Your goal:
Set down every record once more, exactly as given.

Task input:
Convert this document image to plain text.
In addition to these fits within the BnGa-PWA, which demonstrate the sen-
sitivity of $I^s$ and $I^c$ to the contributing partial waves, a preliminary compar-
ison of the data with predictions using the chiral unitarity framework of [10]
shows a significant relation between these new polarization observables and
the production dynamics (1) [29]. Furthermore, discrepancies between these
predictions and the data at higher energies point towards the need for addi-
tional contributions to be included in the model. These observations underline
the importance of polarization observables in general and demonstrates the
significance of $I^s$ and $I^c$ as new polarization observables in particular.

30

Exercise output:
Convert this document image to plain text.
In addition to these fits within the BnGa-PWA, which demonstrate the sen-
sitivity of $I^s$ and $I^c$ to the contributing partial waves, a preliminary compar-
ison of the data with predictions using the chiral unitarity framework of [10]
shows a significant relation between these new polarization observables and
the production dynamics (1) [29]. Furthermore, discrepancies between these
predictions and the data at higher energies point towards the need for addi-
tional contributions to be included in the model. These observations underline
the importance of polarization observables in general and demonstrates the
significance of $I^s$ and $I^c$ as new polarization observables in particular.

30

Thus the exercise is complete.